• Problem details:
Using the entries that follow, collect the lines where the word "ylabel" appears.

• Material supplied:
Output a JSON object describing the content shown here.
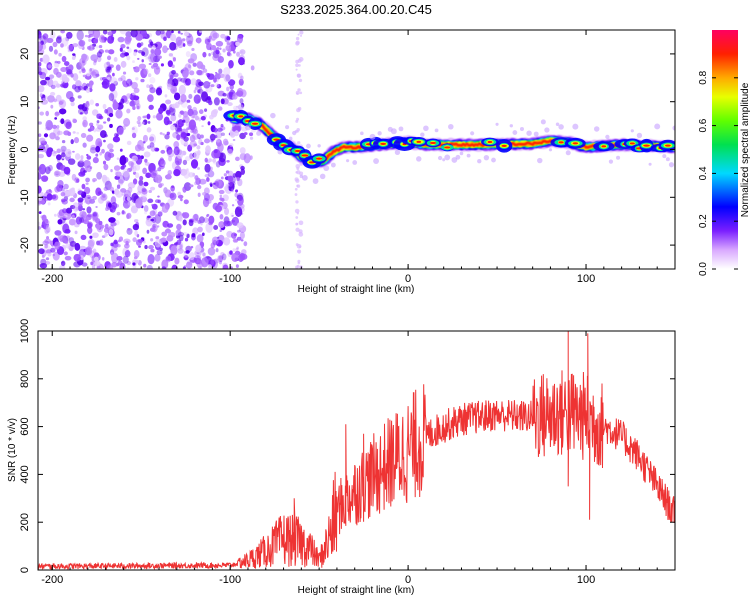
{
  "title": "S233.2025.364.00.20.C45",
  "chart_data": [
    {
      "type": "heatmap",
      "xlabel": "Height of straight line (km)",
      "ylabel": "Frequency (Hz)",
      "xlim": [
        -208,
        150
      ],
      "ylim": [
        -25,
        25
      ],
      "xticks": [
        -200,
        -100,
        0,
        100
      ],
      "xtick_labels": [
        "-200",
        "-100",
        "0",
        "100"
      ],
      "yticks": [
        -20,
        -10,
        0,
        10,
        20
      ],
      "ytick_labels": [
        "-20",
        "-10",
        "0",
        "10",
        "20"
      ],
      "colorbar": {
        "label": "Normalized spectral amplitude",
        "range": [
          0,
          1
        ],
        "ticks": [
          0.0,
          0.2,
          0.4,
          0.6,
          0.8
        ],
        "tick_labels": [
          "0.0",
          "0.2",
          "0.4",
          "0.6",
          "0.8"
        ]
      },
      "ridge": [
        {
          "x": -98,
          "f": 6.5
        },
        {
          "x": -90,
          "f": 6.5
        },
        {
          "x": -84,
          "f": 5.5
        },
        {
          "x": -78,
          "f": 3.5
        },
        {
          "x": -72,
          "f": 1.5
        },
        {
          "x": -66,
          "f": 0.5
        },
        {
          "x": -60,
          "f": -1.5
        },
        {
          "x": -54,
          "f": -2.5
        },
        {
          "x": -48,
          "f": -2.5
        },
        {
          "x": -42,
          "f": -0.5
        },
        {
          "x": -36,
          "f": 0.5
        },
        {
          "x": -30,
          "f": 0.5
        },
        {
          "x": -20,
          "f": 0.8
        },
        {
          "x": -10,
          "f": 1.2
        },
        {
          "x": 0,
          "f": 1.5
        },
        {
          "x": 10,
          "f": 1
        },
        {
          "x": 40,
          "f": 1
        },
        {
          "x": 70,
          "f": 1.2
        },
        {
          "x": 80,
          "f": 1.8
        },
        {
          "x": 90,
          "f": 1.5
        },
        {
          "x": 100,
          "f": 0.5
        },
        {
          "x": 120,
          "f": 1
        },
        {
          "x": 150,
          "f": 0.5
        }
      ]
    },
    {
      "type": "line",
      "series": [
        {
          "name": "SNR",
          "color": "#ee3333"
        }
      ],
      "xlabel": "Height of straight line (km)",
      "ylabel": "SNR (10 * v/v)",
      "xlim": [
        -208,
        150
      ],
      "ylim": [
        0,
        1000
      ],
      "xticks": [
        -200,
        -100,
        0,
        100
      ],
      "xtick_labels": [
        "-200",
        "-100",
        "0",
        "100"
      ],
      "yticks": [
        0,
        200,
        400,
        600,
        800,
        1000
      ],
      "ytick_labels": [
        "0",
        "200",
        "400",
        "600",
        "800",
        "1000"
      ],
      "envelope_x": [
        -208,
        -100,
        -90,
        -80,
        -70,
        -62,
        -55,
        -50,
        -45,
        -40,
        -30,
        -20,
        -10,
        0,
        10,
        20,
        30,
        40,
        50,
        60,
        70,
        80,
        90,
        100,
        110,
        120,
        130,
        140,
        150
      ],
      "envelope_y": [
        15,
        20,
        40,
        80,
        130,
        120,
        90,
        40,
        120,
        250,
        330,
        390,
        450,
        500,
        560,
        600,
        630,
        640,
        650,
        645,
        640,
        650,
        660,
        640,
        600,
        560,
        470,
        350,
        230
      ],
      "peaks": [
        {
          "x": 90,
          "y": 1000
        },
        {
          "x": 101,
          "y": 990
        },
        {
          "x": 102,
          "y": 210
        },
        {
          "x": 90,
          "y": 350
        },
        {
          "x": -35,
          "y": 610
        },
        {
          "x": -25,
          "y": 570
        },
        {
          "x": -64,
          "y": 300
        }
      ]
    }
  ]
}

• Complete output:
      "ylabel": "Frequency (Hz)",
      "ylabel": "SNR (10 * v/v)",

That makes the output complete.